-- BEGIN Exercise materials --
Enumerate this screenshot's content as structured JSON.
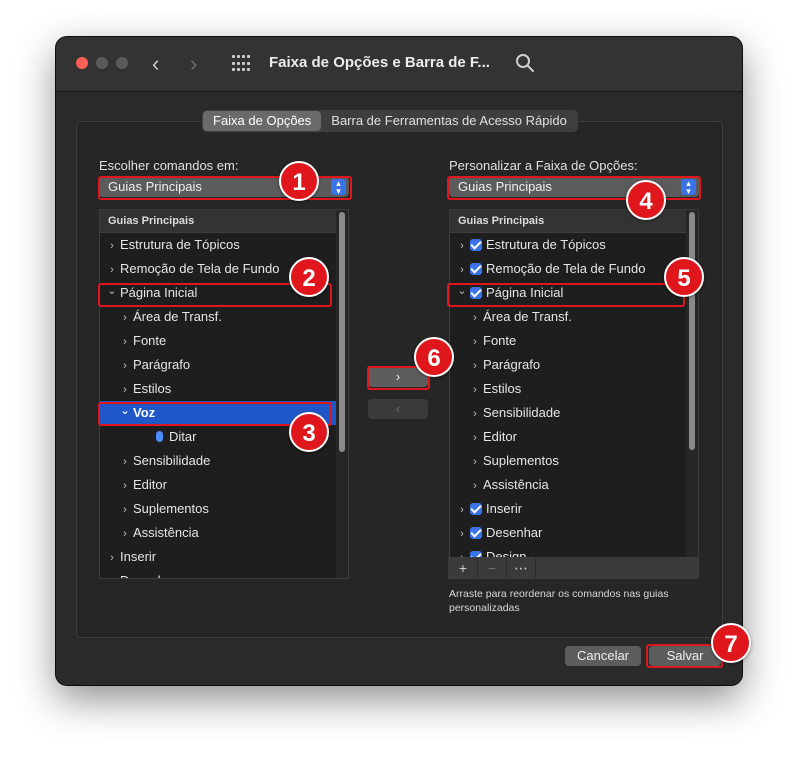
{
  "window": {
    "title": "Faixa de Opções e Barra de F...",
    "nav_back": "‹",
    "nav_forward": "›"
  },
  "tabs": [
    {
      "label": "Faixa de Opções",
      "active": true
    },
    {
      "label": "Barra de Ferramentas de Acesso Rápido",
      "active": false
    }
  ],
  "left": {
    "label": "Escolher comandos em:",
    "popup_value": "Guias Principais",
    "list_header": "Guias Principais",
    "items": [
      {
        "label": "Estrutura de Tópicos",
        "arrow": ">",
        "indent": 0
      },
      {
        "label": "Remoção de Tela de Fundo",
        "arrow": ">",
        "indent": 0
      },
      {
        "label": "Página Inicial",
        "arrow": "v",
        "indent": 0
      },
      {
        "label": "Área de Transf.",
        "arrow": ">",
        "indent": 1
      },
      {
        "label": "Fonte",
        "arrow": ">",
        "indent": 1
      },
      {
        "label": "Parágrafo",
        "arrow": ">",
        "indent": 1
      },
      {
        "label": "Estilos",
        "arrow": ">",
        "indent": 1
      },
      {
        "label": "Voz",
        "arrow": "v",
        "indent": 1,
        "selected": true
      },
      {
        "label": "Ditar",
        "arrow": "",
        "indent": 2,
        "icon": "microphone-icon"
      },
      {
        "label": "Sensibilidade",
        "arrow": ">",
        "indent": 1
      },
      {
        "label": "Editor",
        "arrow": ">",
        "indent": 1
      },
      {
        "label": "Suplementos",
        "arrow": ">",
        "indent": 1
      },
      {
        "label": "Assistência",
        "arrow": ">",
        "indent": 1
      },
      {
        "label": "Inserir",
        "arrow": ">",
        "indent": 0
      },
      {
        "label": "Desenhar",
        "arrow": ">",
        "indent": 0
      }
    ]
  },
  "right": {
    "label": "Personalizar a Faixa de Opções:",
    "popup_value": "Guias Principais",
    "list_header": "Guias Principais",
    "items": [
      {
        "label": "Estrutura de Tópicos",
        "arrow": ">",
        "indent": 0,
        "checked": true
      },
      {
        "label": "Remoção de Tela de Fundo",
        "arrow": ">",
        "indent": 0,
        "checked": true
      },
      {
        "label": "Página Inicial",
        "arrow": "v",
        "indent": 0,
        "checked": true
      },
      {
        "label": "Área de Transf.",
        "arrow": ">",
        "indent": 1
      },
      {
        "label": "Fonte",
        "arrow": ">",
        "indent": 1
      },
      {
        "label": "Parágrafo",
        "arrow": ">",
        "indent": 1
      },
      {
        "label": "Estilos",
        "arrow": ">",
        "indent": 1
      },
      {
        "label": "Sensibilidade",
        "arrow": ">",
        "indent": 1
      },
      {
        "label": "Editor",
        "arrow": ">",
        "indent": 1
      },
      {
        "label": "Suplementos",
        "arrow": ">",
        "indent": 1
      },
      {
        "label": "Assistência",
        "arrow": ">",
        "indent": 1
      },
      {
        "label": "Inserir",
        "arrow": ">",
        "indent": 0,
        "checked": true
      },
      {
        "label": "Desenhar",
        "arrow": ">",
        "indent": 0,
        "checked": true
      },
      {
        "label": "Design",
        "arrow": ">",
        "indent": 0,
        "checked": true
      }
    ],
    "toolbar": {
      "add": "+",
      "remove": "−",
      "more": "⋯"
    },
    "note": "Arraste para reordenar os comandos nas guias personalizadas"
  },
  "move": {
    "add": "›",
    "remove": "‹"
  },
  "footer": {
    "cancel": "Cancelar",
    "save": "Salvar"
  },
  "badges": [
    "1",
    "2",
    "3",
    "4",
    "5",
    "6",
    "7"
  ],
  "colors": {
    "highlight": "#e0161d",
    "accent": "#3a72e8",
    "selection": "#1f57c9"
  }
}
-- END Exercise materials --
→ **Given instruction**:
Only the number is wanted: count the lines of the records that hold the word "Barra".

→ **Finished exercise**:
2